§ SET PROBLEM
Print the records below word for word, but leave out the pictures.

§ SUPPLIED DATA
>> BEGIN

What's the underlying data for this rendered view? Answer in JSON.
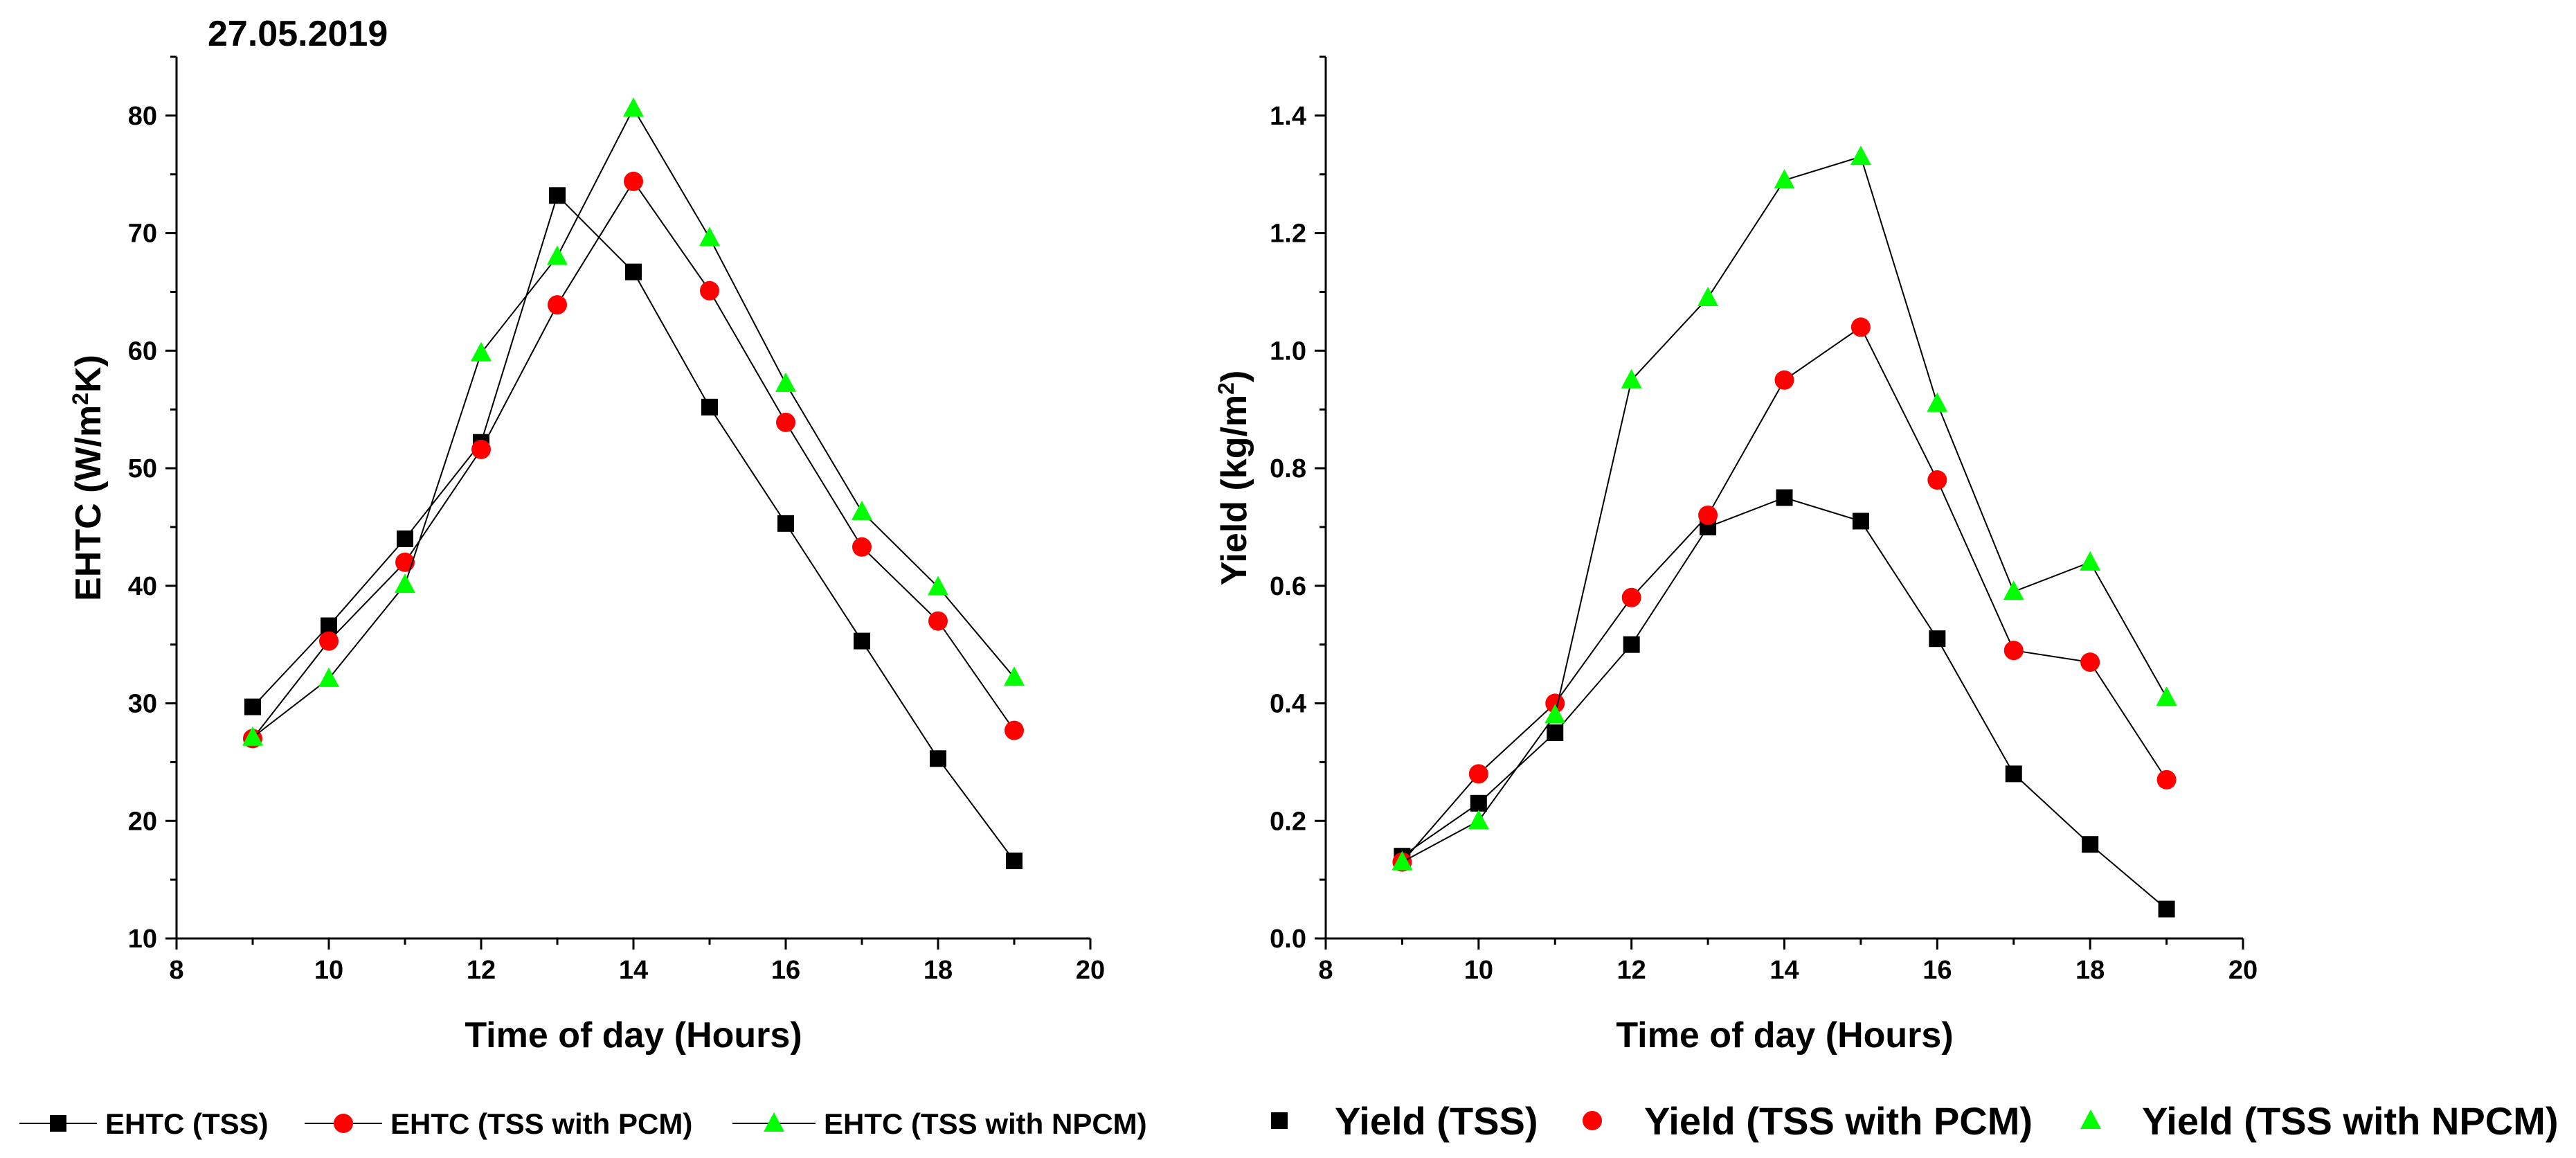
{
  "date_label": "27.05.2019",
  "colors": {
    "tss": "#000000",
    "pcm": "#ff0000",
    "npcm": "#00ff00",
    "line": "#000000"
  },
  "chart_data": [
    {
      "type": "line",
      "title": "",
      "xlabel": "Time of day (Hours)",
      "ylabel_main": "EHTC (W/m",
      "ylabel_sup": "2",
      "ylabel_tail": "K)",
      "xlim": [
        8,
        20
      ],
      "ylim": [
        10,
        85
      ],
      "xticks": [
        8,
        10,
        12,
        14,
        16,
        18,
        20
      ],
      "xtick_labels": [
        "8",
        "10",
        "12",
        "14",
        "16",
        "18",
        "20"
      ],
      "yticks": [
        10,
        20,
        30,
        40,
        50,
        60,
        70,
        80
      ],
      "ytick_labels": [
        "10",
        "20",
        "30",
        "40",
        "50",
        "60",
        "70",
        "80"
      ],
      "x": [
        9,
        10,
        11,
        12,
        13,
        14,
        15,
        16,
        17,
        18,
        19
      ],
      "lines": true,
      "series": [
        {
          "name": "EHTC (TSS)",
          "marker": "square",
          "color": "#000000",
          "values": [
            29.7,
            36.6,
            44.0,
            52.2,
            73.2,
            66.7,
            55.2,
            45.3,
            35.3,
            25.3,
            16.6
          ]
        },
        {
          "name": "EHTC (TSS with PCM)",
          "marker": "circle",
          "color": "#ff0000",
          "values": [
            27.0,
            35.3,
            42.0,
            51.6,
            63.9,
            74.4,
            65.1,
            53.9,
            43.3,
            37.0,
            27.7
          ]
        },
        {
          "name": "EHTC (TSS with NPCM)",
          "marker": "triangle",
          "color": "#00ff00",
          "values": [
            27.1,
            32.1,
            40.1,
            59.8,
            68.0,
            80.6,
            69.6,
            57.2,
            46.3,
            39.9,
            32.2
          ]
        }
      ]
    },
    {
      "type": "scatter",
      "title": "",
      "xlabel": "Time of day (Hours)",
      "ylabel_main": "Yield (kg/m",
      "ylabel_sup": "2",
      "ylabel_tail": ")",
      "xlim": [
        8,
        20
      ],
      "ylim": [
        0.0,
        1.5
      ],
      "xticks": [
        8,
        10,
        12,
        14,
        16,
        18,
        20
      ],
      "xtick_labels": [
        "8",
        "10",
        "12",
        "14",
        "16",
        "18",
        "20"
      ],
      "yticks": [
        0.0,
        0.2,
        0.4,
        0.6,
        0.8,
        1.0,
        1.2,
        1.4
      ],
      "ytick_labels": [
        "0.0",
        "0.2",
        "0.4",
        "0.6",
        "0.8",
        "1.0",
        "1.2",
        "1.4"
      ],
      "x": [
        9,
        10,
        11,
        12,
        13,
        14,
        15,
        16,
        17,
        18,
        19
      ],
      "lines": true,
      "series": [
        {
          "name": "Yield (TSS)",
          "marker": "square",
          "color": "#000000",
          "values": [
            0.14,
            0.23,
            0.35,
            0.5,
            0.7,
            0.75,
            0.71,
            0.51,
            0.28,
            0.16,
            0.05
          ]
        },
        {
          "name": "Yield (TSS with PCM)",
          "marker": "circle",
          "color": "#ff0000",
          "values": [
            0.13,
            0.28,
            0.4,
            0.58,
            0.72,
            0.95,
            1.04,
            0.78,
            0.49,
            0.47,
            0.27
          ]
        },
        {
          "name": "Yield (TSS with NPCM)",
          "marker": "triangle",
          "color": "#00ff00",
          "values": [
            0.13,
            0.2,
            0.38,
            0.95,
            1.09,
            1.29,
            1.33,
            0.91,
            0.59,
            0.64,
            0.41
          ]
        }
      ]
    }
  ]
}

>> END

§ OUTPUT OF THE EXERCISE
What's the underlying data for this rendered view? Answer in JSON.
{
  "date_label": "27.05.2019",
  "colors": {
    "tss": "#000000",
    "pcm": "#ff0000",
    "npcm": "#00ff00",
    "line": "#000000"
  },
  "chart_data": [
    {
      "type": "line",
      "title": "",
      "xlabel": "Time of day (Hours)",
      "ylabel_main": "EHTC (W/m",
      "ylabel_sup": "2",
      "ylabel_tail": "K)",
      "xlim": [
        8,
        20
      ],
      "ylim": [
        10,
        85
      ],
      "xticks": [
        8,
        10,
        12,
        14,
        16,
        18,
        20
      ],
      "xtick_labels": [
        "8",
        "10",
        "12",
        "14",
        "16",
        "18",
        "20"
      ],
      "yticks": [
        10,
        20,
        30,
        40,
        50,
        60,
        70,
        80
      ],
      "ytick_labels": [
        "10",
        "20",
        "30",
        "40",
        "50",
        "60",
        "70",
        "80"
      ],
      "x": [
        9,
        10,
        11,
        12,
        13,
        14,
        15,
        16,
        17,
        18,
        19
      ],
      "lines": true,
      "series": [
        {
          "name": "EHTC (TSS)",
          "marker": "square",
          "color": "#000000",
          "values": [
            29.7,
            36.6,
            44.0,
            52.2,
            73.2,
            66.7,
            55.2,
            45.3,
            35.3,
            25.3,
            16.6
          ]
        },
        {
          "name": "EHTC (TSS with PCM)",
          "marker": "circle",
          "color": "#ff0000",
          "values": [
            27.0,
            35.3,
            42.0,
            51.6,
            63.9,
            74.4,
            65.1,
            53.9,
            43.3,
            37.0,
            27.7
          ]
        },
        {
          "name": "EHTC (TSS with NPCM)",
          "marker": "triangle",
          "color": "#00ff00",
          "values": [
            27.1,
            32.1,
            40.1,
            59.8,
            68.0,
            80.6,
            69.6,
            57.2,
            46.3,
            39.9,
            32.2
          ]
        }
      ]
    },
    {
      "type": "scatter",
      "title": "",
      "xlabel": "Time of day (Hours)",
      "ylabel_main": "Yield (kg/m",
      "ylabel_sup": "2",
      "ylabel_tail": ")",
      "xlim": [
        8,
        20
      ],
      "ylim": [
        0.0,
        1.5
      ],
      "xticks": [
        8,
        10,
        12,
        14,
        16,
        18,
        20
      ],
      "xtick_labels": [
        "8",
        "10",
        "12",
        "14",
        "16",
        "18",
        "20"
      ],
      "yticks": [
        0.0,
        0.2,
        0.4,
        0.6,
        0.8,
        1.0,
        1.2,
        1.4
      ],
      "ytick_labels": [
        "0.0",
        "0.2",
        "0.4",
        "0.6",
        "0.8",
        "1.0",
        "1.2",
        "1.4"
      ],
      "x": [
        9,
        10,
        11,
        12,
        13,
        14,
        15,
        16,
        17,
        18,
        19
      ],
      "lines": true,
      "series": [
        {
          "name": "Yield (TSS)",
          "marker": "square",
          "color": "#000000",
          "values": [
            0.14,
            0.23,
            0.35,
            0.5,
            0.7,
            0.75,
            0.71,
            0.51,
            0.28,
            0.16,
            0.05
          ]
        },
        {
          "name": "Yield (TSS with PCM)",
          "marker": "circle",
          "color": "#ff0000",
          "values": [
            0.13,
            0.28,
            0.4,
            0.58,
            0.72,
            0.95,
            1.04,
            0.78,
            0.49,
            0.47,
            0.27
          ]
        },
        {
          "name": "Yield (TSS with NPCM)",
          "marker": "triangle",
          "color": "#00ff00",
          "values": [
            0.13,
            0.2,
            0.38,
            0.95,
            1.09,
            1.29,
            1.33,
            0.91,
            0.59,
            0.64,
            0.41
          ]
        }
      ]
    }
  ]
}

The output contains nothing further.